• [PROBLEM]: Output an exact reproduction of the data.
>> START
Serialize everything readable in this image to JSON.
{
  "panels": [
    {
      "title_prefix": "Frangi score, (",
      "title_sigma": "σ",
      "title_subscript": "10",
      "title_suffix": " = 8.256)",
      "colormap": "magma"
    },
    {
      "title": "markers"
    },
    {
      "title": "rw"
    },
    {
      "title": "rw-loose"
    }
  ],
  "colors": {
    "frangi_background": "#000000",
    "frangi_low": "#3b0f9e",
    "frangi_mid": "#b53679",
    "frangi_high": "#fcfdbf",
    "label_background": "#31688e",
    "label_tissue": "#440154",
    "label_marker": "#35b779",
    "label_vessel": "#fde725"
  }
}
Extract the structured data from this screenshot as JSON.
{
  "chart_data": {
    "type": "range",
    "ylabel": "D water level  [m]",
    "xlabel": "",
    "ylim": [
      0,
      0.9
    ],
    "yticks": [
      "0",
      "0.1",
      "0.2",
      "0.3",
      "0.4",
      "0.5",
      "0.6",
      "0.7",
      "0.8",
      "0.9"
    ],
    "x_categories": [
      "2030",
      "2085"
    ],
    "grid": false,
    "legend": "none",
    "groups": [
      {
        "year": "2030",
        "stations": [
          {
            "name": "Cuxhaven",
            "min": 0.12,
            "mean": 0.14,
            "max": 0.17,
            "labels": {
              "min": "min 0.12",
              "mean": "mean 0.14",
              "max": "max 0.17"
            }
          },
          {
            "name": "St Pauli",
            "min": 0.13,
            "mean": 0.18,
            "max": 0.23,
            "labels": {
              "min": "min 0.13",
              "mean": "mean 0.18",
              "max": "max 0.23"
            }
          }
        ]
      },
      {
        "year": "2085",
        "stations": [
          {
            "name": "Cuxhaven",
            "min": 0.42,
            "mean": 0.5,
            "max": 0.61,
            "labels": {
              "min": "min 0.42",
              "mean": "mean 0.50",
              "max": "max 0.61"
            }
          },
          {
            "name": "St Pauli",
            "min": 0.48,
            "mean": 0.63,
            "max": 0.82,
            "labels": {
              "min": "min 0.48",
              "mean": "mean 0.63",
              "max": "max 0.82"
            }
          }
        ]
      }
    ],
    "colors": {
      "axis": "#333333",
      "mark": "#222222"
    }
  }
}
>> END
• [TASK SOLUTION]:
Serialize everything readable in this image to JSON.
{
  "panels": [
    {
      "title_prefix": "Frangi score, (",
      "title_sigma": "σ",
      "title_subscript": "10",
      "title_suffix": " = 8.256)",
      "colormap": "magma"
    },
    {
      "title": "markers"
    },
    {
      "title": "rw"
    },
    {
      "title": "rw-loose"
    }
  ],
  "colors": {
    "frangi_background": "#000000",
    "frangi_low": "#3b0f9e",
    "frangi_mid": "#b53679",
    "frangi_high": "#fcfdbf",
    "label_background": "#31688e",
    "label_tissue": "#440154",
    "label_marker": "#35b779",
    "label_vessel": "#fde725"
  }
}
Extract the structured data from this screenshot as JSON.
{
  "chart_data": {
    "type": "range",
    "ylabel": "D water level  [m]",
    "xlabel": "",
    "ylim": [
      0,
      0.9
    ],
    "yticks": [
      "0",
      "0.1",
      "0.2",
      "0.3",
      "0.4",
      "0.5",
      "0.6",
      "0.7",
      "0.8",
      "0.9"
    ],
    "x_categories": [
      "2030",
      "2085"
    ],
    "grid": false,
    "legend": "none",
    "groups": [
      {
        "year": "2030",
        "stations": [
          {
            "name": "Cuxhaven",
            "min": 0.12,
            "mean": 0.14,
            "max": 0.17,
            "labels": {
              "min": "min 0.12",
              "mean": "mean 0.14",
              "max": "max 0.17"
            }
          },
          {
            "name": "St Pauli",
            "min": 0.13,
            "mean": 0.18,
            "max": 0.23,
            "labels": {
              "min": "min 0.13",
              "mean": "mean 0.18",
              "max": "max 0.23"
            }
          }
        ]
      },
      {
        "year": "2085",
        "stations": [
          {
            "name": "Cuxhaven",
            "min": 0.42,
            "mean": 0.5,
            "max": 0.61,
            "labels": {
              "min": "min 0.42",
              "mean": "mean 0.50",
              "max": "max 0.61"
            }
          },
          {
            "name": "St Pauli",
            "min": 0.48,
            "mean": 0.63,
            "max": 0.82,
            "labels": {
              "min": "min 0.48",
              "mean": "mean 0.63",
              "max": "max 0.82"
            }
          }
        ]
      }
    ],
    "colors": {
      "axis": "#333333",
      "mark": "#222222"
    }
  }
}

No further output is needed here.